>> start Supplied data

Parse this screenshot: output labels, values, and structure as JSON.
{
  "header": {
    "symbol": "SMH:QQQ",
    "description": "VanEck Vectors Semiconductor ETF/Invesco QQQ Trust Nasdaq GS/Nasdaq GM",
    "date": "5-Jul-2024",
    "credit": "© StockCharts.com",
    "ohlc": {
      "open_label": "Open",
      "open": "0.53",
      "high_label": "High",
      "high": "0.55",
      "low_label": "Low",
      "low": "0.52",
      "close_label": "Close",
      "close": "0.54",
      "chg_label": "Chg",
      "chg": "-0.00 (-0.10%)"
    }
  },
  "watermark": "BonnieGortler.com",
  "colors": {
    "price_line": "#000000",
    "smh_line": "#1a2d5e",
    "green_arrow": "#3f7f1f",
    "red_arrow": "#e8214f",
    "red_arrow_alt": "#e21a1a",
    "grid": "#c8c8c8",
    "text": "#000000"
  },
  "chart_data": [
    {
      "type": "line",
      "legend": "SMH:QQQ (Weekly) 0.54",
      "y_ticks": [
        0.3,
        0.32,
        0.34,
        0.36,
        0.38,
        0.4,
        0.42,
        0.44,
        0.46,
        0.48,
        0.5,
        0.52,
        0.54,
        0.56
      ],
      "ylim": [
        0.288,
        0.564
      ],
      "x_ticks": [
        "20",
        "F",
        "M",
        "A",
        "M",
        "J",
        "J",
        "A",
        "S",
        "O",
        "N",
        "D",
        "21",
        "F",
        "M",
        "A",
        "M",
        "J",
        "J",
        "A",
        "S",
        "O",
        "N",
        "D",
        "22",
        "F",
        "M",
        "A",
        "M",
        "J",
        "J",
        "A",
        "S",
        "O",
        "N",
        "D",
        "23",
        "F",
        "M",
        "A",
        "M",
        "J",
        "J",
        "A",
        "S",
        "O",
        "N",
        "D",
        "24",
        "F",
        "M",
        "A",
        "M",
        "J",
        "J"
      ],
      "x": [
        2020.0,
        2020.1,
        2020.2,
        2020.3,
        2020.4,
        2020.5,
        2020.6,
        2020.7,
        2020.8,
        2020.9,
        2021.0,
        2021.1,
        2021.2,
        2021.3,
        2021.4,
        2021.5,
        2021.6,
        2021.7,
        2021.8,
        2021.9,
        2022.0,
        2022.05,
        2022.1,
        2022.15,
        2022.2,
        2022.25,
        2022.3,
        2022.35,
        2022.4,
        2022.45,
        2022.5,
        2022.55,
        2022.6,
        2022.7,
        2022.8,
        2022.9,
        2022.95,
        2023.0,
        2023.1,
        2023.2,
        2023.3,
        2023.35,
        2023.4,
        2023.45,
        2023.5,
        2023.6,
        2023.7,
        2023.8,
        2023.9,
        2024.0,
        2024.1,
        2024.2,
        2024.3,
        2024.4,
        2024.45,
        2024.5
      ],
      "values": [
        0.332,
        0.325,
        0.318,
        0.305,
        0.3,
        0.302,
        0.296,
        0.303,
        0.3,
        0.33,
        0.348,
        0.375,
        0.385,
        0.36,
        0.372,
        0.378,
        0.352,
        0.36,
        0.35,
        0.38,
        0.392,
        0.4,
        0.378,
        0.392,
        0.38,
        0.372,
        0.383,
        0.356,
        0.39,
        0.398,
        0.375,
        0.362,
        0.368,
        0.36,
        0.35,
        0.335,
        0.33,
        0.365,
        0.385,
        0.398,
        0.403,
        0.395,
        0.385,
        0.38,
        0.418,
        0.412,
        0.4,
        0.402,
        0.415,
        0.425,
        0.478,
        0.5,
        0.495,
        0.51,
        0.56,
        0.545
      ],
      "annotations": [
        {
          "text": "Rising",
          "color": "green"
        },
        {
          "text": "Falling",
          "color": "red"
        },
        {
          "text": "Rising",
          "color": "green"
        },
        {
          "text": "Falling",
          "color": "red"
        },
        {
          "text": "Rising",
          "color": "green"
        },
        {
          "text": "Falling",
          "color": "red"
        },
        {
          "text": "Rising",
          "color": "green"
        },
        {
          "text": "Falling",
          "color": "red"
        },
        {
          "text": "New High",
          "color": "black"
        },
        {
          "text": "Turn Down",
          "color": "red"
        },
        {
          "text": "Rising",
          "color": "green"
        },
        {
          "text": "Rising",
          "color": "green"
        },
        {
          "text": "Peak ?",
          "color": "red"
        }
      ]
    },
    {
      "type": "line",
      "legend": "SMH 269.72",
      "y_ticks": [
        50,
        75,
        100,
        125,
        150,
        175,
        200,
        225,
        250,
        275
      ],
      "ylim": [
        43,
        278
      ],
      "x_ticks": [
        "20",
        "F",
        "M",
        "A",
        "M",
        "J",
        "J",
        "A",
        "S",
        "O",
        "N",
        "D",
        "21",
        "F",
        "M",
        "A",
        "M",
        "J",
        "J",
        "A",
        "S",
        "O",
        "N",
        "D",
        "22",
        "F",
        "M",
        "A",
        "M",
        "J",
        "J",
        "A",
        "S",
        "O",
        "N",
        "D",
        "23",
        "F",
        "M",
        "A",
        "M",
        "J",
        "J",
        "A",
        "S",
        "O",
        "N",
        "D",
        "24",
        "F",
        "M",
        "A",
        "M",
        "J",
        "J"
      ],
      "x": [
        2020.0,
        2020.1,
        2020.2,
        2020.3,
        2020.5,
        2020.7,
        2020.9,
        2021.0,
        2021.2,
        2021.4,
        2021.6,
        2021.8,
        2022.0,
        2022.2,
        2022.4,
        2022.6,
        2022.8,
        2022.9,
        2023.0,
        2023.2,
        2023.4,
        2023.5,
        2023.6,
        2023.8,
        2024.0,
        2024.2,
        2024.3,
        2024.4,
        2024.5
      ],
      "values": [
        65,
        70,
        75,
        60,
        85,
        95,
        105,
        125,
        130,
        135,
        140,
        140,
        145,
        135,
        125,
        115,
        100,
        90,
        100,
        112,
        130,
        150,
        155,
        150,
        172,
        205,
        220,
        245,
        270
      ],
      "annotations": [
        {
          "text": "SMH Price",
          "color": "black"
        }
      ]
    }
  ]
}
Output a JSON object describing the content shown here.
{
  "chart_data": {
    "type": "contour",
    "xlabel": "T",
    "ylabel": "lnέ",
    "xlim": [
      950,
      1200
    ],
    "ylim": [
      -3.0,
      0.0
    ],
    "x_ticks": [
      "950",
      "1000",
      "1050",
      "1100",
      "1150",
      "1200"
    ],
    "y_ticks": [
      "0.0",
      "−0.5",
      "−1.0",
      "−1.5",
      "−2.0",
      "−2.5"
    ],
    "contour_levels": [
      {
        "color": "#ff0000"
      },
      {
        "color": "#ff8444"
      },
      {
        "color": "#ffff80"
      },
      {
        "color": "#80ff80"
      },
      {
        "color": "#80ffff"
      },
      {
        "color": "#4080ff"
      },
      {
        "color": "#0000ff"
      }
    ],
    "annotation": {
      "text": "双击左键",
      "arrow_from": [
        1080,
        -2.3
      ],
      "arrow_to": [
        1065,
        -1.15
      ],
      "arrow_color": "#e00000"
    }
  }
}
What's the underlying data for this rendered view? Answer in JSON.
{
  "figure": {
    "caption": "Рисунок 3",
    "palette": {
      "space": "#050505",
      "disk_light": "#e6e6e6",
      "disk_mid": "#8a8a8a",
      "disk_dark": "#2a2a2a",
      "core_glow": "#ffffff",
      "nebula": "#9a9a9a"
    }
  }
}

>> end Supplied data

What you have to do: Every line above should be written out again exactly as it stands.

Task response:
Parse this screenshot: output labels, values, and structure as JSON.
{
  "header": {
    "symbol": "SMH:QQQ",
    "description": "VanEck Vectors Semiconductor ETF/Invesco QQQ Trust Nasdaq GS/Nasdaq GM",
    "date": "5-Jul-2024",
    "credit": "© StockCharts.com",
    "ohlc": {
      "open_label": "Open",
      "open": "0.53",
      "high_label": "High",
      "high": "0.55",
      "low_label": "Low",
      "low": "0.52",
      "close_label": "Close",
      "close": "0.54",
      "chg_label": "Chg",
      "chg": "-0.00 (-0.10%)"
    }
  },
  "watermark": "BonnieGortler.com",
  "colors": {
    "price_line": "#000000",
    "smh_line": "#1a2d5e",
    "green_arrow": "#3f7f1f",
    "red_arrow": "#e8214f",
    "red_arrow_alt": "#e21a1a",
    "grid": "#c8c8c8",
    "text": "#000000"
  },
  "chart_data": [
    {
      "type": "line",
      "legend": "SMH:QQQ (Weekly) 0.54",
      "y_ticks": [
        0.3,
        0.32,
        0.34,
        0.36,
        0.38,
        0.4,
        0.42,
        0.44,
        0.46,
        0.48,
        0.5,
        0.52,
        0.54,
        0.56
      ],
      "ylim": [
        0.288,
        0.564
      ],
      "x_ticks": [
        "20",
        "F",
        "M",
        "A",
        "M",
        "J",
        "J",
        "A",
        "S",
        "O",
        "N",
        "D",
        "21",
        "F",
        "M",
        "A",
        "M",
        "J",
        "J",
        "A",
        "S",
        "O",
        "N",
        "D",
        "22",
        "F",
        "M",
        "A",
        "M",
        "J",
        "J",
        "A",
        "S",
        "O",
        "N",
        "D",
        "23",
        "F",
        "M",
        "A",
        "M",
        "J",
        "J",
        "A",
        "S",
        "O",
        "N",
        "D",
        "24",
        "F",
        "M",
        "A",
        "M",
        "J",
        "J"
      ],
      "x": [
        2020.0,
        2020.1,
        2020.2,
        2020.3,
        2020.4,
        2020.5,
        2020.6,
        2020.7,
        2020.8,
        2020.9,
        2021.0,
        2021.1,
        2021.2,
        2021.3,
        2021.4,
        2021.5,
        2021.6,
        2021.7,
        2021.8,
        2021.9,
        2022.0,
        2022.05,
        2022.1,
        2022.15,
        2022.2,
        2022.25,
        2022.3,
        2022.35,
        2022.4,
        2022.45,
        2022.5,
        2022.55,
        2022.6,
        2022.7,
        2022.8,
        2022.9,
        2022.95,
        2023.0,
        2023.1,
        2023.2,
        2023.3,
        2023.35,
        2023.4,
        2023.45,
        2023.5,
        2023.6,
        2023.7,
        2023.8,
        2023.9,
        2024.0,
        2024.1,
        2024.2,
        2024.3,
        2024.4,
        2024.45,
        2024.5
      ],
      "values": [
        0.332,
        0.325,
        0.318,
        0.305,
        0.3,
        0.302,
        0.296,
        0.303,
        0.3,
        0.33,
        0.348,
        0.375,
        0.385,
        0.36,
        0.372,
        0.378,
        0.352,
        0.36,
        0.35,
        0.38,
        0.392,
        0.4,
        0.378,
        0.392,
        0.38,
        0.372,
        0.383,
        0.356,
        0.39,
        0.398,
        0.375,
        0.362,
        0.368,
        0.36,
        0.35,
        0.335,
        0.33,
        0.365,
        0.385,
        0.398,
        0.403,
        0.395,
        0.385,
        0.38,
        0.418,
        0.412,
        0.4,
        0.402,
        0.415,
        0.425,
        0.478,
        0.5,
        0.495,
        0.51,
        0.56,
        0.545
      ],
      "annotations": [
        {
          "text": "Rising",
          "color": "green"
        },
        {
          "text": "Falling",
          "color": "red"
        },
        {
          "text": "Rising",
          "color": "green"
        },
        {
          "text": "Falling",
          "color": "red"
        },
        {
          "text": "Rising",
          "color": "green"
        },
        {
          "text": "Falling",
          "color": "red"
        },
        {
          "text": "Rising",
          "color": "green"
        },
        {
          "text": "Falling",
          "color": "red"
        },
        {
          "text": "New High",
          "color": "black"
        },
        {
          "text": "Turn Down",
          "color": "red"
        },
        {
          "text": "Rising",
          "color": "green"
        },
        {
          "text": "Rising",
          "color": "green"
        },
        {
          "text": "Peak ?",
          "color": "red"
        }
      ]
    },
    {
      "type": "line",
      "legend": "SMH 269.72",
      "y_ticks": [
        50,
        75,
        100,
        125,
        150,
        175,
        200,
        225,
        250,
        275
      ],
      "ylim": [
        43,
        278
      ],
      "x_ticks": [
        "20",
        "F",
        "M",
        "A",
        "M",
        "J",
        "J",
        "A",
        "S",
        "O",
        "N",
        "D",
        "21",
        "F",
        "M",
        "A",
        "M",
        "J",
        "J",
        "A",
        "S",
        "O",
        "N",
        "D",
        "22",
        "F",
        "M",
        "A",
        "M",
        "J",
        "J",
        "A",
        "S",
        "O",
        "N",
        "D",
        "23",
        "F",
        "M",
        "A",
        "M",
        "J",
        "J",
        "A",
        "S",
        "O",
        "N",
        "D",
        "24",
        "F",
        "M",
        "A",
        "M",
        "J",
        "J"
      ],
      "x": [
        2020.0,
        2020.1,
        2020.2,
        2020.3,
        2020.5,
        2020.7,
        2020.9,
        2021.0,
        2021.2,
        2021.4,
        2021.6,
        2021.8,
        2022.0,
        2022.2,
        2022.4,
        2022.6,
        2022.8,
        2022.9,
        2023.0,
        2023.2,
        2023.4,
        2023.5,
        2023.6,
        2023.8,
        2024.0,
        2024.2,
        2024.3,
        2024.4,
        2024.5
      ],
      "values": [
        65,
        70,
        75,
        60,
        85,
        95,
        105,
        125,
        130,
        135,
        140,
        140,
        145,
        135,
        125,
        115,
        100,
        90,
        100,
        112,
        130,
        150,
        155,
        150,
        172,
        205,
        220,
        245,
        270
      ],
      "annotations": [
        {
          "text": "SMH Price",
          "color": "black"
        }
      ]
    }
  ]
}
Output a JSON object describing the content shown here.
{
  "chart_data": {
    "type": "contour",
    "xlabel": "T",
    "ylabel": "lnέ",
    "xlim": [
      950,
      1200
    ],
    "ylim": [
      -3.0,
      0.0
    ],
    "x_ticks": [
      "950",
      "1000",
      "1050",
      "1100",
      "1150",
      "1200"
    ],
    "y_ticks": [
      "0.0",
      "−0.5",
      "−1.0",
      "−1.5",
      "−2.0",
      "−2.5"
    ],
    "contour_levels": [
      {
        "color": "#ff0000"
      },
      {
        "color": "#ff8444"
      },
      {
        "color": "#ffff80"
      },
      {
        "color": "#80ff80"
      },
      {
        "color": "#80ffff"
      },
      {
        "color": "#4080ff"
      },
      {
        "color": "#0000ff"
      }
    ],
    "annotation": {
      "text": "双击左键",
      "arrow_from": [
        1080,
        -2.3
      ],
      "arrow_to": [
        1065,
        -1.15
      ],
      "arrow_color": "#e00000"
    }
  }
}
What's the underlying data for this rendered view? Answer in JSON.
{
  "figure": {
    "caption": "Рисунок 3",
    "palette": {
      "space": "#050505",
      "disk_light": "#e6e6e6",
      "disk_mid": "#8a8a8a",
      "disk_dark": "#2a2a2a",
      "core_glow": "#ffffff",
      "nebula": "#9a9a9a"
    }
  }
}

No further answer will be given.